● **TEXTE SOURCE**
══════

Grande vitesse (19.01)

Gagner du temps, réduire les distances, s’affranchir du relief des territoires, survoler les bassins-versants, tracer la voie de l’avenir et de l’écologie… Tout ça en tapant des pointes à 320 km/h ! C’est ce que promet le Grand Projet Ferroviaire du Sud-Ouest (GPSO) projet censé relier Bordeaux à Dax et Toulouse d’ici 2030. Un « grand rendez-vous européen » annoncé pour cette année et à ne rater sous aucun prétexte. Le chantier qualifié d’« historique » par ses promoteurs semble pourtant dégager un goût de déjà-vu bien amer…

Sous prétexte de désenclaver le sud-ouest et de régler le « bouchon ferroviaire », la SNCF et les régions Occitanie et Nouvelle-Aquitaine s’empressent d’exproprier des terres agricoles et des habitations, de raser des forêts et des sites Natura 2000, de détruire des équipements publics et de rouler sur des espèces protégées. En clair, de dégager toutes celles et ceux qui se trouvent sur le chemin de la vitesse.

══════

● **CONTENU PRÉSENTÉ**
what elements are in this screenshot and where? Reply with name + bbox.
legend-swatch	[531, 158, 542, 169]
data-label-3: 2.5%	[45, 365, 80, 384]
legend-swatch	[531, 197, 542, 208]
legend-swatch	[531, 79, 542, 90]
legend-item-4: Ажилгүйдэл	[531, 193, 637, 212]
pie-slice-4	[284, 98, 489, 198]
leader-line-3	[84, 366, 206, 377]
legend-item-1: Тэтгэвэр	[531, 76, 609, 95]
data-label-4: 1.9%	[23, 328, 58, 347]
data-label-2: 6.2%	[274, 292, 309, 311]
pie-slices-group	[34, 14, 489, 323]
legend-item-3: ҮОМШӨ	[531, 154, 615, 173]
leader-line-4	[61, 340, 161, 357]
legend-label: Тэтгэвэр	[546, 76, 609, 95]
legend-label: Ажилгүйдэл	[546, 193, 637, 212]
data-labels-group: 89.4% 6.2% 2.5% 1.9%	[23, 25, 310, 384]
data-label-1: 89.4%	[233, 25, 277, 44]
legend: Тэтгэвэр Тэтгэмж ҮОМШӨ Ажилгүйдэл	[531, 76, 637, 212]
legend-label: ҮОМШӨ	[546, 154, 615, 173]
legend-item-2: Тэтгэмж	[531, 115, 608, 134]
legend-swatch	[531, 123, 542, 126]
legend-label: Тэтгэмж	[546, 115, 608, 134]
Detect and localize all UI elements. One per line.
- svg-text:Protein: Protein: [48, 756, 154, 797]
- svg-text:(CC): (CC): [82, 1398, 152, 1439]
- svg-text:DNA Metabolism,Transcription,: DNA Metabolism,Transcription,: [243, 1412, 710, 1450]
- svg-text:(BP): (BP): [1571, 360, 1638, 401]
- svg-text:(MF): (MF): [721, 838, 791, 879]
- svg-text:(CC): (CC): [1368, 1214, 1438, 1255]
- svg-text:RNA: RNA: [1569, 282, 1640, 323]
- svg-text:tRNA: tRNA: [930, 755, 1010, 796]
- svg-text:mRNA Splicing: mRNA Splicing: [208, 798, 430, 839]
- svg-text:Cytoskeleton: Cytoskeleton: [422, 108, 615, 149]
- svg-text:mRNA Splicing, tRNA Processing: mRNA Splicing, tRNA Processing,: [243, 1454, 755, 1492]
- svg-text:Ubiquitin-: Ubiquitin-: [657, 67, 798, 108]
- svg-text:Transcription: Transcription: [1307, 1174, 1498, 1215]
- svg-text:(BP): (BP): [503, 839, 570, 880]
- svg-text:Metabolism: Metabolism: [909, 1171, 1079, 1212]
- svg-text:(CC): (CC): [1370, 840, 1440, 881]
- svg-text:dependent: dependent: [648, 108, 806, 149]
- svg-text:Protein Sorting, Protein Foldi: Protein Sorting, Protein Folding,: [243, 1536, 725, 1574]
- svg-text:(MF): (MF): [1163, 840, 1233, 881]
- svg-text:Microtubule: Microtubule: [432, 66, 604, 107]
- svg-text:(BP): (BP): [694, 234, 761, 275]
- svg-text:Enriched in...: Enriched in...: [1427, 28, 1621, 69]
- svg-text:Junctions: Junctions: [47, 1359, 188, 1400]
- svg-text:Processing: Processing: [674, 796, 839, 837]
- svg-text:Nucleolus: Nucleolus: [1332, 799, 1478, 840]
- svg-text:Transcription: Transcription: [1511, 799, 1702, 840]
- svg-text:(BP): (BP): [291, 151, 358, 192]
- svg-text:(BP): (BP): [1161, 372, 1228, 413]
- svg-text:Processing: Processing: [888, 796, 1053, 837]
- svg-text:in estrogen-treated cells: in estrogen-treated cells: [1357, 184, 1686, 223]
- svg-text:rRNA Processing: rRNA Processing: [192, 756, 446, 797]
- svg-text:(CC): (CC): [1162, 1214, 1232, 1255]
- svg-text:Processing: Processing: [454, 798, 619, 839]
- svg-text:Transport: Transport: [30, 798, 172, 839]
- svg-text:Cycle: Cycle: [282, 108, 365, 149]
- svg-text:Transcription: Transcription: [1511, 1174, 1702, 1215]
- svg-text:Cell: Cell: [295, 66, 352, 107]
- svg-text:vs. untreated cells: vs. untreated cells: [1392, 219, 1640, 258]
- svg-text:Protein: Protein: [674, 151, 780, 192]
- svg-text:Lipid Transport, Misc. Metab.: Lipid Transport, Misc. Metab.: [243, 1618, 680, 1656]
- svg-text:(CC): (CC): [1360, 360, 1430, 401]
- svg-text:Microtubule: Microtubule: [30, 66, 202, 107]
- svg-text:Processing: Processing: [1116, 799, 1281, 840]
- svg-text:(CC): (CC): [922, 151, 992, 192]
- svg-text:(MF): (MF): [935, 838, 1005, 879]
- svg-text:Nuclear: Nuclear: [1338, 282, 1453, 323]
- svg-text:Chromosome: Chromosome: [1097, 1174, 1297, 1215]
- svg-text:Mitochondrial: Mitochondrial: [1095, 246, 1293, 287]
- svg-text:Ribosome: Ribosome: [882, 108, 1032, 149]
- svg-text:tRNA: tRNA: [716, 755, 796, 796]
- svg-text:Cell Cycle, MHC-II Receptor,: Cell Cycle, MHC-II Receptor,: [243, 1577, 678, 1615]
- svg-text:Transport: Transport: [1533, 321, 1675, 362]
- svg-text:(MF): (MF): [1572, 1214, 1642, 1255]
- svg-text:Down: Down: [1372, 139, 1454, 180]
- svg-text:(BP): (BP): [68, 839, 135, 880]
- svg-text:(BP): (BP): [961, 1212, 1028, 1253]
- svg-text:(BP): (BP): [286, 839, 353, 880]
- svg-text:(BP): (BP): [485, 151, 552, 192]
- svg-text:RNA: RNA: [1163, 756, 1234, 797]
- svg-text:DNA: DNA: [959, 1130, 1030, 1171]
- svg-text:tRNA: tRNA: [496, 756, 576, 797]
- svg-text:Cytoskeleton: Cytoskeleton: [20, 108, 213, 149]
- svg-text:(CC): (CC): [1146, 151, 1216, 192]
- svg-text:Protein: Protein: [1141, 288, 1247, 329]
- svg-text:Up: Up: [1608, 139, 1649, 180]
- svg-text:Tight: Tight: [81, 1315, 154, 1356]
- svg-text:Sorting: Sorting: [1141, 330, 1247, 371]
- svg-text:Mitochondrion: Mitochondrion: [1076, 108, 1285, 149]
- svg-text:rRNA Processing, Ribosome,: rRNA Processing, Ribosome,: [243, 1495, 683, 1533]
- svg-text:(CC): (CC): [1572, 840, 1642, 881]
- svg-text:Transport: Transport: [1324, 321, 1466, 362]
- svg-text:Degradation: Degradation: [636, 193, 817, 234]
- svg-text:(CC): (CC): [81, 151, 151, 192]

══════

● **ACTION DEMANDÉE**
Répondez à ces questions d'après le texte sur le Grand Projet Ferroviaire du Sud-Ouest :
(a) Quelle vitesse de pointe le projet promet-il ?
(b) Quelles villes le projet doit-il relier, et d'ici quelle année ?
(c) Quelles régions agissent avec la SNCF ?
Les entrées ne servent à rien ici.

● **RÉPONSE ATTENDUE**
(a) 320 km/h.
(b) Bordeaux à Dax et Toulouse, d'ici 2030.
(c) L'Occitanie et la Nouvelle-Aquitaine.